* **Set problem 1**: From the rows below, copy every line, unchanged, from the line with "expand-icon[interactable]: + bbox=[6, 359, 15, 368]" up to and including the line with "dashed-corner-icon[interactable]: ⋰ bbox=[217, 771, 237, 792]".

* **Selection**:
## Begin

The design phase defines the scope and goals of the decision-making process and identifies key stakeholders. The second phase involves analyzing how well each option could accomplish to the objectives. The third phase involves picking a preferred option and communicating the basis for the decision. The fourth phase entails analyzing how well each option performs with respect to the established objectives by using leading practices and setting up systems to monitor implementation.

Such a framework is lacking at the Energy Department, but it is needed because the agency accounts for more than 80% of the federal government’s $577 billion in 2018 environmental liability, the GAO said. Based on 2018 figures, the DOE nuclear cleanup office has an environmental liability of $377 billion, which the GAO noted is 40% more than the prior-year estimate of $268 billion.

Energy Department officials cite a variety of reasons for the rise, including mounting year-to-year costs of temporarily storing radioactive waste until it goes to a permanent disposal site; unplanned events, such as the May 2017 partial collapse of a waste-storage tunnel at the Hanford Site in Washington state; and the discovery of previously undocumented hazards at Cold War sites.

Drafting a policy to focus more on the highest-risk remediation projects would be most effective in curbing liability, the GAO said.

A 2017 DOE cleanup policy specifies who in the organizational chart is authorized to make decisions on remediation, but does not spell out how the agency can make its decisions more risk-based, its report says. The GAO wants the agency to fix this shortcoming.

The Energy Department has a risk management guide, but it mainly focuses on risks to a project rather than hazards to human health and the environment, the GAO said.

While most Energy Department Office of Environmental Management sites are regulated by either the 1980 Comprehensive Environmental Response, Compensation, and Liability Act (CERCLA) or the 1976 Resource Conservation and Recovery Act (RCRA), the agency lacks a policy on how to comply with those laws in a risk-informed way, GAO said.

## End

* **Record list**:
## Begin

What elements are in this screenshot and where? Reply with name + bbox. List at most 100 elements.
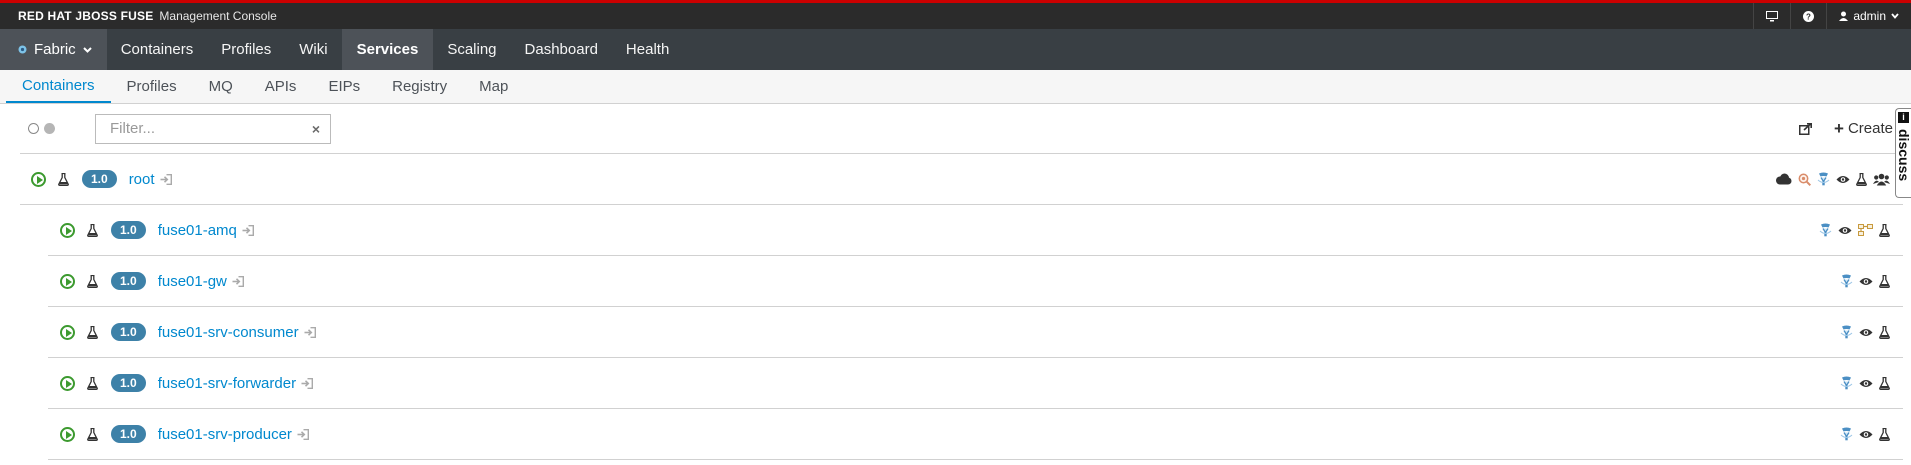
users-icon[interactable] [1873, 173, 1890, 186]
eye-icon[interactable] [1859, 327, 1873, 338]
nav-dashboard[interactable]: Dashboard [511, 29, 612, 70]
blueprint-icon[interactable] [1840, 274, 1853, 288]
login-icon[interactable] [304, 326, 316, 338]
flask-icon [87, 223, 98, 237]
flask-icon[interactable] [1879, 325, 1890, 339]
tab-eips[interactable]: EIPs [312, 70, 376, 103]
container-name-link[interactable]: root [129, 171, 155, 188]
zoom-icon[interactable] [1798, 173, 1811, 186]
deselect-all-radio[interactable] [28, 123, 39, 134]
flask-icon[interactable] [1879, 274, 1890, 288]
flask-icon [87, 274, 98, 288]
container-name-link[interactable]: fuse01-gw [158, 273, 227, 290]
tab-containers[interactable]: Containers [6, 70, 111, 103]
container-name-link[interactable]: fuse01-srv-forwarder [158, 375, 296, 392]
status-running-icon[interactable] [60, 222, 75, 238]
nav-health[interactable]: Health [612, 29, 683, 70]
main-nav: Fabric Containers Profiles Wiki Services… [0, 29, 1911, 70]
version-badge[interactable]: 1.0 [111, 221, 146, 239]
nav-containers[interactable]: Containers [107, 29, 208, 70]
brand-subtitle: Management Console [159, 9, 277, 23]
version-badge[interactable]: 1.0 [111, 323, 146, 341]
status-running-icon[interactable] [60, 273, 75, 289]
container-service-icons [1840, 325, 1903, 339]
status-running-icon[interactable] [60, 426, 75, 442]
create-button[interactable]: + Create [1834, 119, 1893, 139]
fabric-icon [18, 45, 27, 54]
login-icon[interactable] [232, 275, 244, 287]
discuss-tab[interactable]: i discuss [1895, 108, 1911, 198]
status-running-icon[interactable] [60, 324, 75, 340]
status-running-icon[interactable] [31, 171, 46, 187]
help-icon: ? [1803, 10, 1815, 22]
flask-icon[interactable] [1879, 427, 1890, 441]
create-label: Create [1847, 120, 1893, 137]
nav-wiki[interactable]: Wiki [285, 29, 341, 70]
version-badge[interactable]: 1.0 [111, 425, 146, 443]
blueprint-icon[interactable] [1840, 325, 1853, 339]
fabric-dropdown[interactable]: Fabric [0, 29, 107, 70]
login-icon[interactable] [160, 173, 172, 185]
monitor-icon [1766, 10, 1779, 21]
nav-services[interactable]: Services [341, 29, 434, 70]
flask-icon[interactable] [1879, 223, 1890, 237]
blueprint-icon[interactable] [1840, 427, 1853, 441]
container-list: 1.0 root 1.0 fuse01-amq 1.0 fuse01-gw 1.0 fuse0… [20, 154, 1903, 460]
flask-icon [58, 172, 69, 186]
containers-toolbar: × + Create [20, 104, 1903, 154]
clear-filter-icon[interactable]: × [312, 121, 320, 137]
version-badge[interactable]: 1.0 [111, 272, 146, 290]
eye-icon[interactable] [1859, 378, 1873, 389]
container-row[interactable]: 1.0 fuse01-srv-forwarder [48, 358, 1903, 409]
user-menu[interactable]: admin [1826, 3, 1911, 29]
eye-icon[interactable] [1836, 174, 1850, 185]
info-icon: i [1898, 112, 1909, 123]
tab-map[interactable]: Map [463, 70, 524, 103]
share-icon[interactable] [1799, 122, 1813, 135]
monitor-button[interactable] [1753, 3, 1790, 29]
eye-icon[interactable] [1859, 276, 1873, 287]
status-running-icon[interactable] [60, 375, 75, 391]
blueprint-icon[interactable] [1817, 172, 1830, 186]
login-icon[interactable] [242, 224, 254, 236]
eye-icon[interactable] [1838, 225, 1852, 236]
flask-icon[interactable] [1856, 172, 1867, 186]
container-row-main: 1.0 fuse01-srv-producer [48, 425, 309, 443]
tab-mq[interactable]: MQ [193, 70, 249, 103]
broker-icon[interactable] [1858, 224, 1873, 236]
container-name-link[interactable]: fuse01-srv-producer [158, 426, 292, 443]
container-row[interactable]: 1.0 fuse01-srv-producer [48, 409, 1903, 460]
container-row[interactable]: 1.0 fuse01-gw [48, 256, 1903, 307]
select-all-radio[interactable] [44, 123, 55, 134]
filter-box: × [95, 113, 331, 144]
user-name: admin [1853, 9, 1886, 23]
tab-registry[interactable]: Registry [376, 70, 463, 103]
container-name-link[interactable]: fuse01-amq [158, 222, 237, 239]
container-row[interactable]: 1.0 root [20, 154, 1903, 205]
container-service-icons [1775, 172, 1903, 186]
tab-profiles[interactable]: Profiles [111, 70, 193, 103]
filter-input[interactable] [110, 120, 312, 137]
container-row[interactable]: 1.0 fuse01-amq [48, 205, 1903, 256]
flask-icon[interactable] [1879, 376, 1890, 390]
eye-icon[interactable] [1859, 429, 1873, 440]
tab-apis[interactable]: APIs [249, 70, 313, 103]
user-icon [1839, 11, 1849, 21]
container-service-icons [1840, 427, 1903, 441]
help-button[interactable]: ? [1790, 3, 1826, 29]
blueprint-icon[interactable] [1840, 376, 1853, 390]
nav-scaling[interactable]: Scaling [433, 29, 510, 70]
nav-profiles[interactable]: Profiles [207, 29, 285, 70]
flask-icon [87, 376, 98, 390]
cloud-icon[interactable] [1775, 173, 1792, 185]
container-name-link[interactable]: fuse01-srv-consumer [158, 324, 299, 341]
login-icon[interactable] [297, 428, 309, 440]
container-row-main: 1.0 root [20, 170, 172, 188]
container-row[interactable]: 1.0 fuse01-srv-consumer [48, 307, 1903, 358]
version-badge[interactable]: 1.0 [111, 374, 146, 392]
chevron-down-icon [82, 46, 92, 53]
version-badge[interactable]: 1.0 [82, 170, 117, 188]
container-row-main: 1.0 fuse01-gw [48, 272, 244, 290]
login-icon[interactable] [301, 377, 314, 389]
blueprint-icon[interactable] [1819, 223, 1832, 237]
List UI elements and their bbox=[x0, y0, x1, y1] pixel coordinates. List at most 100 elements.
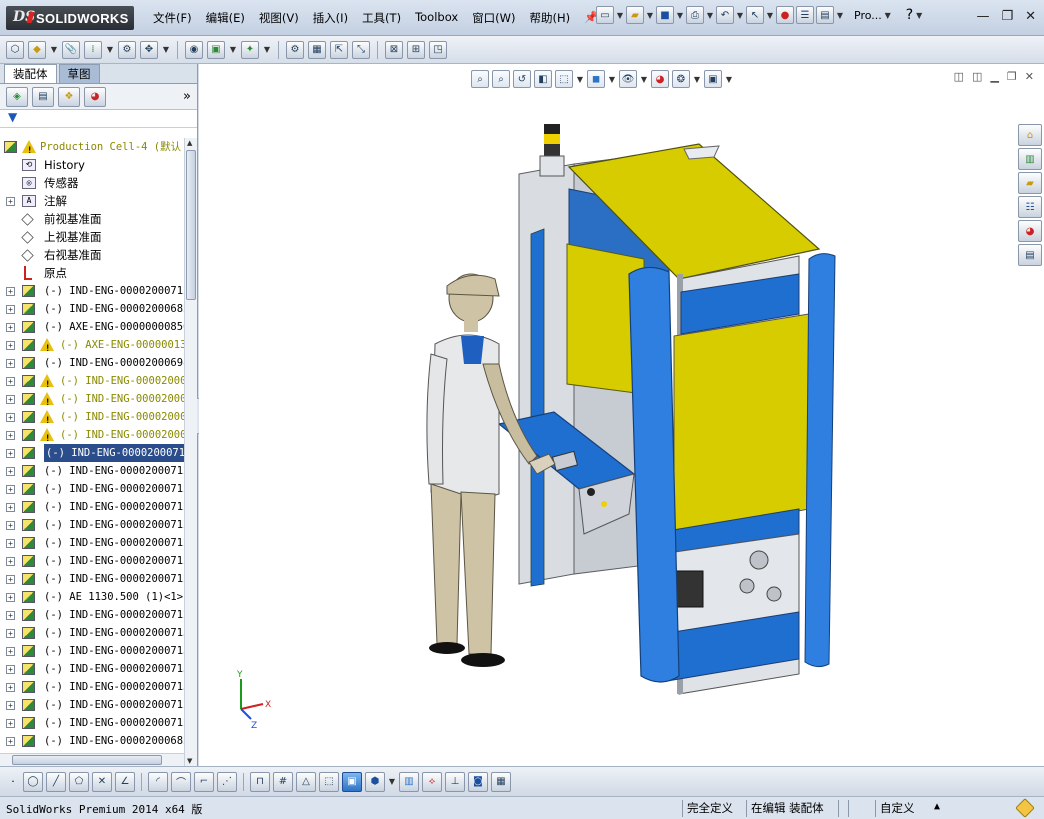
expand-icon[interactable]: + bbox=[6, 359, 15, 368]
tree-horizontal-scrollbar[interactable] bbox=[0, 753, 184, 766]
tangent-arc-icon[interactable]: ◜ bbox=[148, 771, 168, 792]
assembly-features-icon[interactable]: ▣ bbox=[207, 40, 225, 59]
save-icon[interactable]: ■ bbox=[656, 6, 674, 24]
tree-component-row[interactable]: + (-) IND-ENG-00002000712 bbox=[0, 696, 184, 714]
view-cube-icon[interactable]: ⬢ bbox=[365, 771, 385, 792]
tree-item-sensors[interactable]: ◎ 传感器 bbox=[0, 174, 184, 192]
menu-help[interactable]: 帮助(H) bbox=[523, 9, 578, 27]
tree-component-row[interactable]: + (-) IND-ENG-00002000712 bbox=[0, 516, 184, 534]
point-icon[interactable]: · bbox=[6, 775, 20, 788]
intersection-icon[interactable]: ✕ bbox=[92, 771, 112, 792]
cabinet-rear-pillar[interactable] bbox=[804, 253, 836, 668]
expand-icon[interactable]: + bbox=[6, 575, 15, 584]
clearance-verification-icon[interactable]: ⊞ bbox=[407, 40, 425, 59]
new-document-icon[interactable]: ▭ bbox=[596, 6, 614, 24]
expand-icon[interactable]: + bbox=[6, 341, 15, 350]
graphics-area[interactable]: ⌕ ⌕ ↺ ◧ ⬚ ▼ ◼ ▼ 👁 ▼ ◕ ❂ ▼ ▣ ▼ ◫ ◫ ▁ ❐ ✕ ⌂ ▥ ▰… bbox=[199, 64, 1044, 766]
tree-component-row[interactable]: + (-) IND-ENG-00002000713 bbox=[0, 660, 184, 678]
menu-tools[interactable]: 工具(T) bbox=[355, 9, 408, 27]
chevron-down-icon[interactable]: ▼ bbox=[616, 11, 624, 20]
tree-item-top-plane[interactable]: 上视基准面 bbox=[0, 228, 184, 246]
chevron-down-icon[interactable]: ▼ bbox=[646, 11, 654, 20]
chevron-down-icon[interactable]: ▼ bbox=[50, 45, 58, 54]
tree-component-row[interactable]: + (-) IND-ENG-00002000712 bbox=[0, 714, 184, 732]
tree-component-row[interactable]: + (-) IND-ENG-00002000712 bbox=[0, 606, 184, 624]
tree-component-row[interactable]: + (-) IND-ENG-00002000712 bbox=[0, 498, 184, 516]
select-arrow-icon[interactable]: ↖ bbox=[746, 6, 764, 24]
expand-icon[interactable]: + bbox=[6, 611, 15, 620]
options-icon[interactable]: ▤ bbox=[816, 6, 834, 24]
restore-icon[interactable]: ❐ bbox=[1001, 9, 1013, 24]
chevron-down-icon[interactable]: ▼ bbox=[388, 777, 396, 786]
chevron-down-icon[interactable]: ▼ bbox=[676, 11, 684, 20]
menu-window[interactable]: 窗口(W) bbox=[465, 9, 522, 27]
tree-component-row[interactable]: + (-) AXE-ENG-00000013 bbox=[0, 336, 184, 358]
scroll-up-icon[interactable]: ▲ bbox=[187, 139, 192, 147]
dashed-corner-icon[interactable]: ⋰ bbox=[217, 771, 237, 792]
help-icon[interactable]: ? bbox=[906, 7, 913, 23]
chevron-down-icon[interactable]: ▼ bbox=[106, 45, 114, 54]
chevron-down-icon[interactable]: ▼ bbox=[766, 11, 774, 20]
expand-icon[interactable]: + bbox=[6, 629, 15, 638]
shaded-cube-icon[interactable]: ▣ bbox=[342, 771, 362, 792]
cabinet-right-side[interactable] bbox=[660, 255, 810, 695]
fillet-icon[interactable]: ⌒ bbox=[171, 771, 191, 792]
solidworks-logo[interactable]: DS SOLIDWORKS bbox=[6, 6, 134, 30]
expand-icon[interactable]: + bbox=[6, 683, 15, 692]
print-icon[interactable]: ⎙ bbox=[686, 6, 704, 24]
mate-ref-icon[interactable]: ⟡ bbox=[422, 771, 442, 792]
expand-chevron-icon[interactable]: » bbox=[183, 89, 191, 104]
show-hidden-icon[interactable]: ◉ bbox=[185, 40, 203, 59]
units-dropdown-icon[interactable]: ▲ bbox=[934, 801, 940, 812]
tab-assembly[interactable]: 装配体 bbox=[4, 64, 57, 83]
undo-icon[interactable]: ↶ bbox=[716, 6, 734, 24]
chevron-down-icon[interactable]: ▼ bbox=[263, 45, 271, 54]
expand-icon[interactable]: + bbox=[6, 467, 15, 476]
instant3d-icon[interactable]: ◳ bbox=[429, 40, 447, 59]
expand-icon[interactable]: + bbox=[6, 449, 15, 458]
line-icon[interactable]: ╱ bbox=[46, 771, 66, 792]
tree-component-row[interactable]: + (-) IND-ENG-00002000712 bbox=[0, 552, 184, 570]
exploded-view-icon[interactable]: ⇱ bbox=[330, 40, 348, 59]
expand-icon[interactable]: + bbox=[6, 593, 15, 602]
tree-component-row[interactable]: + (-) IND-ENG-00002000713 bbox=[0, 642, 184, 660]
angle-icon[interactable]: ∠ bbox=[115, 771, 135, 792]
menu-toolbox[interactable]: Toolbox bbox=[408, 9, 465, 27]
menu-file[interactable]: 文件(F) bbox=[146, 9, 199, 27]
filter-row[interactable]: ▼ bbox=[0, 110, 197, 128]
expand-icon[interactable]: + bbox=[6, 197, 15, 206]
scroll-thumb[interactable] bbox=[186, 150, 196, 300]
file-properties-icon[interactable]: ☰ bbox=[796, 6, 814, 24]
expand-icon[interactable]: + bbox=[6, 503, 15, 512]
tag-icon[interactable] bbox=[1015, 798, 1035, 818]
triangle-icon[interactable]: △ bbox=[296, 771, 316, 792]
expand-icon[interactable]: + bbox=[6, 413, 15, 422]
property-manager-icon[interactable]: ▤ bbox=[32, 86, 54, 107]
tree-item-front-plane[interactable]: 前视基准面 bbox=[0, 210, 184, 228]
chevron-down-icon[interactable]: ▼ bbox=[162, 45, 170, 54]
tree-component-row[interactable]: + (-) IND-ENG-00002000682 bbox=[0, 300, 184, 318]
linear-pattern-icon[interactable]: ⁞ bbox=[84, 40, 102, 59]
display-manager-icon[interactable]: ◕ bbox=[84, 86, 106, 107]
tree-component-row[interactable]: + (-) IND-ENG-00002000712 bbox=[0, 480, 184, 498]
expand-icon[interactable]: + bbox=[6, 539, 15, 548]
tree-component-row[interactable]: + (-) AE 1130.500 (1)<1> bbox=[0, 588, 184, 606]
dimension-icon[interactable]: ⊓ bbox=[250, 771, 270, 792]
corner-icon[interactable]: ⌐ bbox=[194, 771, 214, 792]
tree-component-row[interactable]: + (-) IND-ENG-00002000712 bbox=[0, 444, 184, 462]
pro-label[interactable]: Pro... bbox=[854, 9, 882, 22]
expand-icon[interactable]: + bbox=[6, 719, 15, 728]
box-outline-icon[interactable]: ⬚ bbox=[319, 771, 339, 792]
configuration-manager-icon[interactable]: ❖ bbox=[58, 86, 80, 107]
tree-item-history[interactable]: ⟲ History bbox=[0, 156, 184, 174]
tree-item-origin[interactable]: 原点 bbox=[0, 264, 184, 282]
minimize-icon[interactable]: — bbox=[976, 9, 989, 24]
expand-icon[interactable]: + bbox=[6, 431, 15, 440]
scroll-thumb[interactable] bbox=[12, 755, 162, 765]
tree-component-row[interactable]: + (-) AXE-ENG-00000000856 bbox=[0, 318, 184, 336]
expand-icon[interactable]: + bbox=[6, 701, 15, 710]
tree-component-row[interactable]: + (-) IND-ENG-00002000713 bbox=[0, 678, 184, 696]
expand-icon[interactable]: + bbox=[6, 557, 15, 566]
bill-of-materials-icon[interactable]: ▦ bbox=[308, 40, 326, 59]
camera-icon[interactable]: ◙ bbox=[468, 771, 488, 792]
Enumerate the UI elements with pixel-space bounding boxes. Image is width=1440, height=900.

## End

* **Set problem 2**: In the text on Energy Department cleanup liability, recast the paragraph beginning "Energy Department officials cite a variety of reasons" as a brief bulleted list.

* **Answer 1**:
expand-icon[interactable]: + bbox=[6, 359, 15, 368]
tree-horizontal-scrollbar[interactable] bbox=[0, 753, 184, 766]
tangent-arc-icon[interactable]: ◜ bbox=[148, 771, 168, 792]
assembly-features-icon[interactable]: ▣ bbox=[207, 40, 225, 59]
save-icon[interactable]: ■ bbox=[656, 6, 674, 24]
tree-component-row[interactable]: + (-) IND-ENG-00002000712 bbox=[0, 696, 184, 714]
view-cube-icon[interactable]: ⬢ bbox=[365, 771, 385, 792]
tree-item-sensors[interactable]: ◎ 传感器 bbox=[0, 174, 184, 192]
menu-help[interactable]: 帮助(H) bbox=[523, 9, 578, 27]
tree-component-row[interactable]: + (-) IND-ENG-00002000712 bbox=[0, 516, 184, 534]
point-icon[interactable]: · bbox=[6, 775, 20, 788]
intersection-icon[interactable]: ✕ bbox=[92, 771, 112, 792]
cabinet-rear-pillar[interactable] bbox=[804, 253, 836, 668]
expand-icon[interactable]: + bbox=[6, 575, 15, 584]
clearance-verification-icon[interactable]: ⊞ bbox=[407, 40, 425, 59]
new-document-icon[interactable]: ▭ bbox=[596, 6, 614, 24]
expand-icon[interactable]: + bbox=[6, 341, 15, 350]
graphics-area[interactable]: ⌕ ⌕ ↺ ◧ ⬚ ▼ ◼ ▼ 👁 ▼ ◕ ❂ ▼ ▣ ▼ ◫ ◫ ▁ ❐ ✕ ⌂ ▥ ▰… bbox=[199, 64, 1044, 766]
tree-component-row[interactable]: + (-) IND-ENG-00002000713 bbox=[0, 660, 184, 678]
menu-tools[interactable]: 工具(T) bbox=[355, 9, 408, 27]
chevron-down-icon[interactable]: ▼ bbox=[616, 11, 624, 20]
tree-item-top-plane[interactable]: 上视基准面 bbox=[0, 228, 184, 246]
chevron-down-icon[interactable]: ▼ bbox=[646, 11, 654, 20]
chevron-down-icon[interactable]: ▼ bbox=[50, 45, 58, 54]
tree-component-row[interactable]: + (-) IND-ENG-00002000712 bbox=[0, 714, 184, 732]
tree-component-row[interactable]: + (-) IND-ENG-00002000712 bbox=[0, 606, 184, 624]
tree-component-row[interactable]: + (-) IND-ENG-00002000712 bbox=[0, 498, 184, 516]
select-arrow-icon[interactable]: ↖ bbox=[746, 6, 764, 24]
expand-icon[interactable]: + bbox=[6, 611, 15, 620]
options-icon[interactable]: ▤ bbox=[816, 6, 834, 24]
restore-icon[interactable]: ❐ bbox=[1001, 9, 1013, 24]
chevron-down-icon[interactable]: ▼ bbox=[388, 777, 396, 786]
chevron-down-icon[interactable]: ▼ bbox=[676, 11, 684, 20]
menu-window[interactable]: 窗口(W) bbox=[465, 9, 522, 27]
tree-component-row[interactable]: + (-) AXE-ENG-00000013 bbox=[0, 336, 184, 358]
scroll-up-icon[interactable]: ▲ bbox=[187, 139, 192, 147]
dashed-corner-icon[interactable]: ⋰ bbox=[217, 771, 237, 792]

* **Answer 2**:
Energy Department officials give these reasons for the rise:
- Mounting year-to-year costs of temporarily storing radioactive waste until it goes to a permanent disposal site
- Unplanned events, such as the May 2017 partial collapse of a waste-storage tunnel at the Hanford Site in Washington state
- The discovery of previously undocumented hazards at Cold War sites